Start

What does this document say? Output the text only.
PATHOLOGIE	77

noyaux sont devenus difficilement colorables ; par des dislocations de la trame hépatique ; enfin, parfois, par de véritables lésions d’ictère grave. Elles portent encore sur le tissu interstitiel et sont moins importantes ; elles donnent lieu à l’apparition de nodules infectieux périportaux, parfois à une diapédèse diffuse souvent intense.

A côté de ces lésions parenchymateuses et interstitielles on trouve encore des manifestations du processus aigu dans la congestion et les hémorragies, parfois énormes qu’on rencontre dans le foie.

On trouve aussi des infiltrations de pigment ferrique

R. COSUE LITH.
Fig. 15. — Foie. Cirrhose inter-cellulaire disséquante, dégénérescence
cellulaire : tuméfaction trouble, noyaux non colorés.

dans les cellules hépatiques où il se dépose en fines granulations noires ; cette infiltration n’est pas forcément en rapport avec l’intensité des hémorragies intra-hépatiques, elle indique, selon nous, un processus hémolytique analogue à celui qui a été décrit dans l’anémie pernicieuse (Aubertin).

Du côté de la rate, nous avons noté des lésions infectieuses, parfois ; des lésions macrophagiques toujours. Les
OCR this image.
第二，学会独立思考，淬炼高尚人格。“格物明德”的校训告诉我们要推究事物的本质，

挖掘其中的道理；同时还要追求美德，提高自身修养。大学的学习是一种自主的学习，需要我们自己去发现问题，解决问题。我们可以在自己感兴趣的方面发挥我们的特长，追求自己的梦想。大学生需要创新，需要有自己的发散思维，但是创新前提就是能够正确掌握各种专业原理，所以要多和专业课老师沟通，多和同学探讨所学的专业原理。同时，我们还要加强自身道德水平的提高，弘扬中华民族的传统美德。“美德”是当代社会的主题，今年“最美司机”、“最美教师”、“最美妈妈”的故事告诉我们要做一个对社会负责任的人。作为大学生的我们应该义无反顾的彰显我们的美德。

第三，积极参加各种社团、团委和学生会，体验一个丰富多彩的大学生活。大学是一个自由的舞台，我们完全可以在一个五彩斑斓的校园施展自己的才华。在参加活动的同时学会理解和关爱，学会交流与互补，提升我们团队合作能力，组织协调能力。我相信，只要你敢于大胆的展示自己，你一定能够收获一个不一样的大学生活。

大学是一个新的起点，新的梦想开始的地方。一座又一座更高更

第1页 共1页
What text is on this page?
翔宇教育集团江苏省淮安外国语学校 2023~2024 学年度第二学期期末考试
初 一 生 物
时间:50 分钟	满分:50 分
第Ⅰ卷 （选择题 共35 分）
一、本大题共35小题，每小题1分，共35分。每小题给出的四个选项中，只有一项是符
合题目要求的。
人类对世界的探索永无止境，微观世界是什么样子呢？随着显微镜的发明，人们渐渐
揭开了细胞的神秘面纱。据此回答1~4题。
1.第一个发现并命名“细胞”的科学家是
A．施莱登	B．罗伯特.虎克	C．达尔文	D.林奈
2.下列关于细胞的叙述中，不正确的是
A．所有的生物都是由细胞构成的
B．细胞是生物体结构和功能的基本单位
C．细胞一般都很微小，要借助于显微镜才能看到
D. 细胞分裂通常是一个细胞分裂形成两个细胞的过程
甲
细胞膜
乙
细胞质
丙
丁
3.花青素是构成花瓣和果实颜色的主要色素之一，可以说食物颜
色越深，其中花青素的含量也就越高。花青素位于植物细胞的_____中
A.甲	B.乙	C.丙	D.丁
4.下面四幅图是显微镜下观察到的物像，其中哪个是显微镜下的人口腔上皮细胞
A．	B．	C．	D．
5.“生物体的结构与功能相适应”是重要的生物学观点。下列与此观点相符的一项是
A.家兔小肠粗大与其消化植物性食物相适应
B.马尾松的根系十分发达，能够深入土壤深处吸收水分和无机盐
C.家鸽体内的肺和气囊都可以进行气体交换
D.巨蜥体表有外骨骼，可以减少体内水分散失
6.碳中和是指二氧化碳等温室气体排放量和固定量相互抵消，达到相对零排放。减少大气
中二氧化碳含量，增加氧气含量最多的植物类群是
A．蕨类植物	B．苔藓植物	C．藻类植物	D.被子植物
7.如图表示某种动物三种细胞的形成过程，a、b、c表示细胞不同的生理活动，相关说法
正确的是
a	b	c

End

**What this task involves:**
Word for word, write out the data.

**Reply to the exercise:**
What does this document say? Output the text only.
PATHOLOGIE	77

noyaux sont devenus difficilement colorables ; par des dislocations de la trame hépatique ; enfin, parfois, par de véritables lésions d’ictère grave. Elles portent encore sur le tissu interstitiel et sont moins importantes ; elles donnent lieu à l’apparition de nodules infectieux périportaux, parfois à une diapédèse diffuse souvent intense.

A côté de ces lésions parenchymateuses et interstitielles on trouve encore des manifestations du processus aigu dans la congestion et les hémorragies, parfois énormes qu’on rencontre dans le foie.

On trouve aussi des infiltrations de pigment ferrique

R. COSUE LITH.
Fig. 15. — Foie. Cirrhose inter-cellulaire disséquante, dégénérescence
cellulaire : tuméfaction trouble, noyaux non colorés.

dans les cellules hépatiques où il se dépose en fines granulations noires ; cette infiltration n’est pas forcément en rapport avec l’intensité des hémorragies intra-hépatiques, elle indique, selon nous, un processus hémolytique analogue à celui qui a été décrit dans l’anémie pernicieuse (Aubertin).

Du côté de la rate, nous avons noté des lésions infectieuses, parfois ; des lésions macrophagiques toujours. Les
OCR this image.
第二，学会独立思考，淬炼高尚人格。“格物明德”的校训告诉我们要推究事物的本质，

挖掘其中的道理；同时还要追求美德，提高自身修养。大学的学习是一种自主的学习，需要我们自己去发现问题，解决问题。我们可以在自己感兴趣的方面发挥我们的特长，追求自己的梦想。大学生需要创新，需要有自己的发散思维，但是创新前提就是能够正确掌握各种专业原理，所以要多和专业课老师沟通，多和同学探讨所学的专业原理。同时，我们还要加强自身道德水平的提高，弘扬中华民族的传统美德。“美德”是当代社会的主题，今年“最美司机”、“最美教师”、“最美妈妈”的故事告诉我们要做一个对社会负责任的人。作为大学生的我们应该义无反顾的彰显我们的美德。

第三，积极参加各种社团、团委和学生会，体验一个丰富多彩的大学生活。大学是一个自由的舞台，我们完全可以在一个五彩斑斓的校园施展自己的才华。在参加活动的同时学会理解和关爱，学会交流与互补，提升我们团队合作能力，组织协调能力。我相信，只要你敢于大胆的展示自己，你一定能够收获一个不一样的大学生活。

大学是一个新的起点，新的梦想开始的地方。一座又一座更高更

第1页 共1页
What text is on this page?
翔宇教育集团江苏省淮安外国语学校 2023~2024 学年度第二学期期末考试
初 一 生 物
时间:50 分钟	满分:50 分
第Ⅰ卷 （选择题 共35 分）
一、本大题共35小题，每小题1分，共35分。每小题给出的四个选项中，只有一项是符
合题目要求的。
人类对世界的探索永无止境，微观世界是什么样子呢？随着显微镜的发明，人们渐渐
揭开了细胞的神秘面纱。据此回答1~4题。
1.第一个发现并命名“细胞”的科学家是
A．施莱登	B．罗伯特.虎克	C．达尔文	D.林奈
2.下列关于细胞的叙述中，不正确的是
A．所有的生物都是由细胞构成的
B．细胞是生物体结构和功能的基本单位
C．细胞一般都很微小，要借助于显微镜才能看到
D. 细胞分裂通常是一个细胞分裂形成两个细胞的过程
甲
细胞膜
乙
细胞质
丙
丁
3.花青素是构成花瓣和果实颜色的主要色素之一，可以说食物颜
色越深，其中花青素的含量也就越高。花青素位于植物细胞的_____中
A.甲	B.乙	C.丙	D.丁
4.下面四幅图是显微镜下观察到的物像，其中哪个是显微镜下的人口腔上皮细胞
A．	B．	C．	D．
5.“生物体的结构与功能相适应”是重要的生物学观点。下列与此观点相符的一项是
A.家兔小肠粗大与其消化植物性食物相适应
B.马尾松的根系十分发达，能够深入土壤深处吸收水分和无机盐
C.家鸽体内的肺和气囊都可以进行气体交换
D.巨蜥体表有外骨骼，可以减少体内水分散失
6.碳中和是指二氧化碳等温室气体排放量和固定量相互抵消，达到相对零排放。减少大气
中二氧化碳含量，增加氧气含量最多的植物类群是
A．蕨类植物	B．苔藓植物	C．藻类植物	D.被子植物
7.如图表示某种动物三种细胞的形成过程，a、b、c表示细胞不同的生理活动，相关说法
正确的是
a	b	c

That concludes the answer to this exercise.